**WORK TO COMPLETE**: Faithfully return all lines, omitting every embedded picture.

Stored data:
>>

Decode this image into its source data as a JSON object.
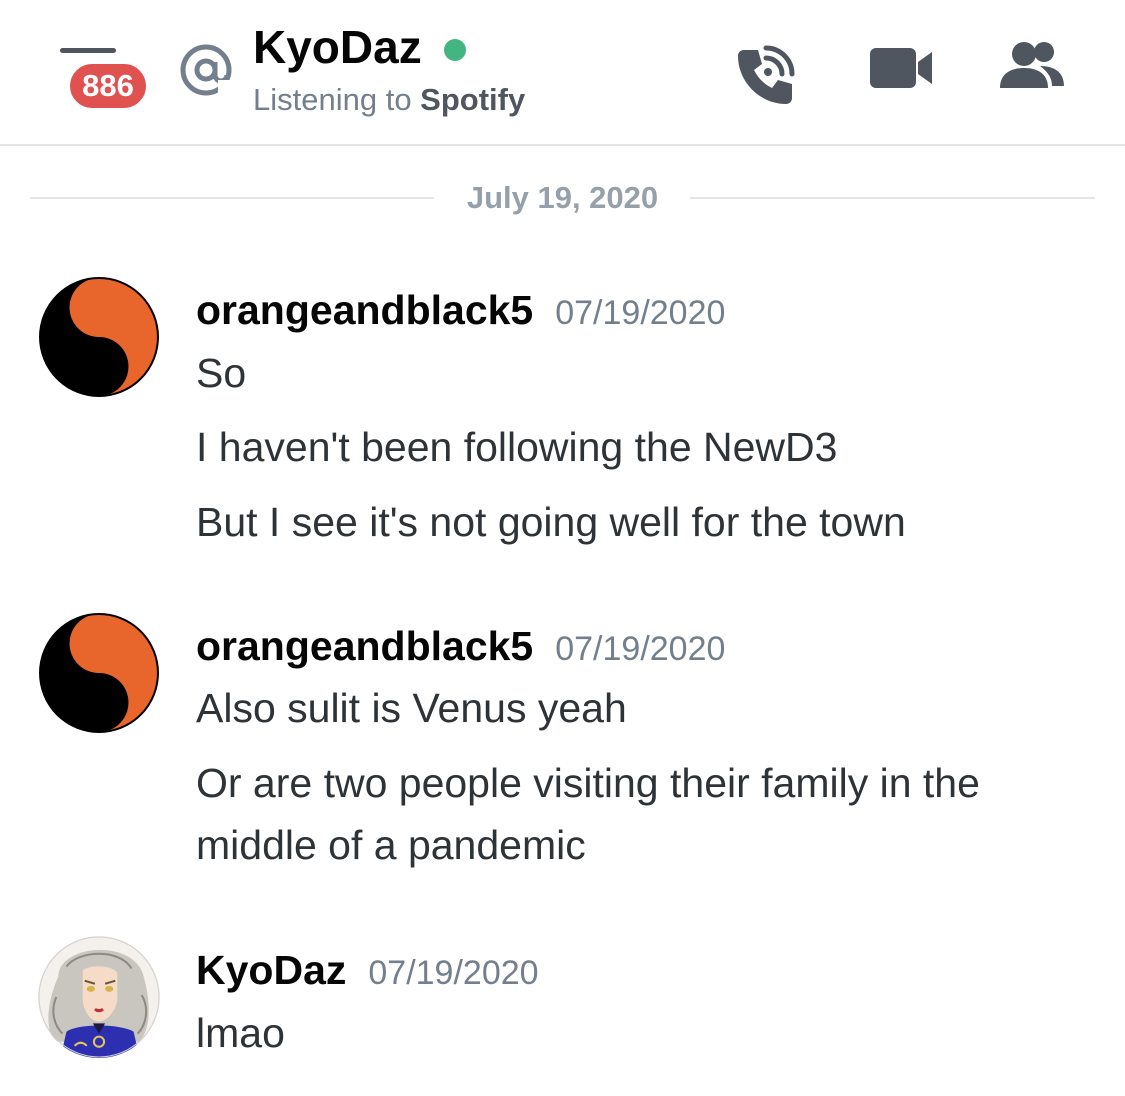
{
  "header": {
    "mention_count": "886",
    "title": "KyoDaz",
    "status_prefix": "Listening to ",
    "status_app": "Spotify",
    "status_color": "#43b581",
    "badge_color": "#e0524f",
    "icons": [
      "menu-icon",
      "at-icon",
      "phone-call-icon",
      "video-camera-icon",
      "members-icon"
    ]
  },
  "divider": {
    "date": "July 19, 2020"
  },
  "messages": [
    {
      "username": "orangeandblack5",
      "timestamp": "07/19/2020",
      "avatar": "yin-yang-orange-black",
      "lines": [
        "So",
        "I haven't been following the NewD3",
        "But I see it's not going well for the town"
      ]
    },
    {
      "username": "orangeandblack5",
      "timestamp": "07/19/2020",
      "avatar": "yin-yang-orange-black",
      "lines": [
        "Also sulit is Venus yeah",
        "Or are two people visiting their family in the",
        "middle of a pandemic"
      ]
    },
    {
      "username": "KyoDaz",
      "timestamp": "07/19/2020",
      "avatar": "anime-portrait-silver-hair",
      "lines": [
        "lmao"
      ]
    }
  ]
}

<<

**TASK SOLUTION**:
Decode this image into its source data as a JSON object.
{
  "header": {
    "mention_count": "886",
    "title": "KyoDaz",
    "status_prefix": "Listening to ",
    "status_app": "Spotify",
    "status_color": "#43b581",
    "badge_color": "#e0524f",
    "icons": [
      "menu-icon",
      "at-icon",
      "phone-call-icon",
      "video-camera-icon",
      "members-icon"
    ]
  },
  "divider": {
    "date": "July 19, 2020"
  },
  "messages": [
    {
      "username": "orangeandblack5",
      "timestamp": "07/19/2020",
      "avatar": "yin-yang-orange-black",
      "lines": [
        "So",
        "I haven't been following the NewD3",
        "But I see it's not going well for the town"
      ]
    },
    {
      "username": "orangeandblack5",
      "timestamp": "07/19/2020",
      "avatar": "yin-yang-orange-black",
      "lines": [
        "Also sulit is Venus yeah",
        "Or are two people visiting their family in the",
        "middle of a pandemic"
      ]
    },
    {
      "username": "KyoDaz",
      "timestamp": "07/19/2020",
      "avatar": "anime-portrait-silver-hair",
      "lines": [
        "lmao"
      ]
    }
  ]
}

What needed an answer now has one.